(Some records)
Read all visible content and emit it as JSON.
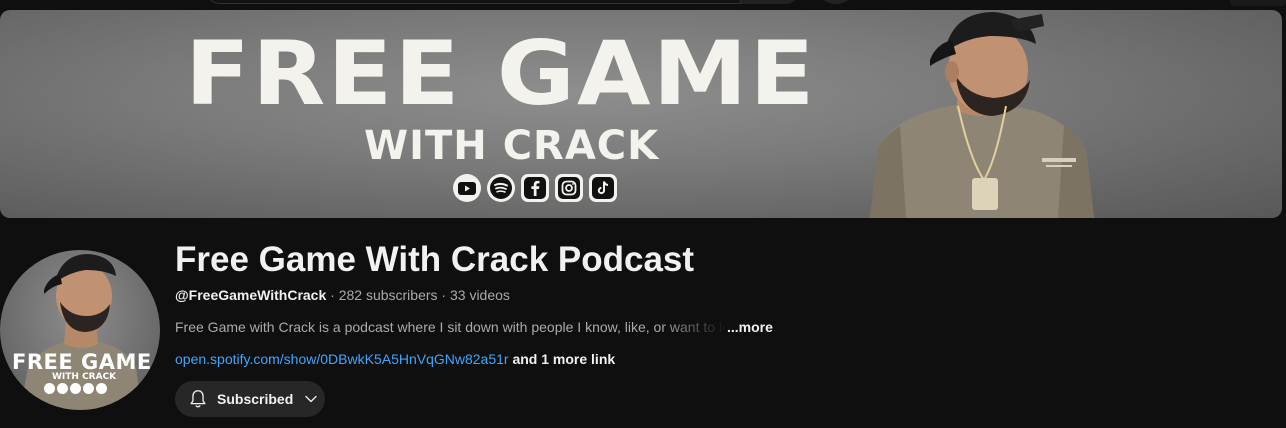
{
  "banner": {
    "title": "FREE GAME",
    "subtitle": "WITH CRACK",
    "social_icons": [
      "youtube-icon",
      "spotify-icon",
      "facebook-icon",
      "instagram-icon",
      "tiktok-icon"
    ]
  },
  "avatar": {
    "title": "FREE GAME",
    "subtitle": "WITH CRACK"
  },
  "channel": {
    "name": "Free Game With Crack Podcast",
    "handle": "@FreeGameWithCrack",
    "sep1": " · ",
    "subscribers": "282 subscribers",
    "sep2": " · ",
    "videos": "33 videos",
    "description": "Free Game with Crack is a podcast where I sit down with people I know, like, or want to learn from",
    "more_label": "...more",
    "link": "open.spotify.com/show/0DBwkK5A5HnVqGNw82a51r",
    "more_links": " and 1 more link"
  },
  "subscribe": {
    "label": "Subscribed"
  },
  "colors": {
    "background": "#0f0f0f",
    "link": "#3ea6ff",
    "button_bg": "#272727",
    "muted_text": "#aaaaaa"
  }
}
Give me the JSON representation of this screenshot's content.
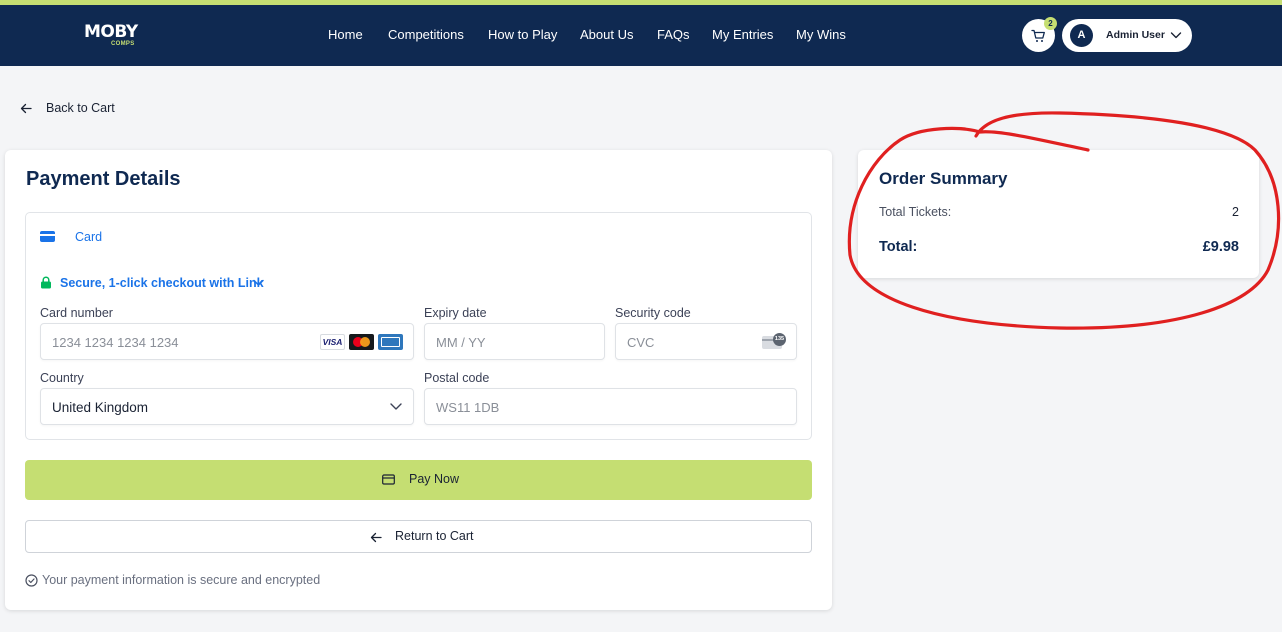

# WRITTEN INSTRUCTION:
Pictures are excluded; repeat every record exactly.

# SOLUTION TO THIS PROBLEM:
Read all visible content and emit it as JSON.
{
  "banner": {
    "title": "FREE GAME",
    "subtitle": "WITH CRACK",
    "social_icons": [
      "youtube-icon",
      "spotify-icon",
      "facebook-icon",
      "instagram-icon",
      "tiktok-icon"
    ]
  },
  "avatar": {
    "title": "FREE GAME",
    "subtitle": "WITH CRACK"
  },
  "channel": {
    "name": "Free Game With Crack Podcast",
    "handle": "@FreeGameWithCrack",
    "sep1": " · ",
    "subscribers": "282 subscribers",
    "sep2": " · ",
    "videos": "33 videos",
    "description": "Free Game with Crack is a podcast where I sit down with people I know, like, or want to learn from",
    "more_label": "...more",
    "link": "open.spotify.com/show/0DBwkK5A5HnVqGNw82a51r",
    "more_links": " and 1 more link"
  },
  "subscribe": {
    "label": "Subscribed"
  },
  "colors": {
    "background": "#0f0f0f",
    "link": "#3ea6ff",
    "button_bg": "#272727",
    "muted_text": "#aaaaaa"
  }
}
Give me the JSON representation of this screenshot's content.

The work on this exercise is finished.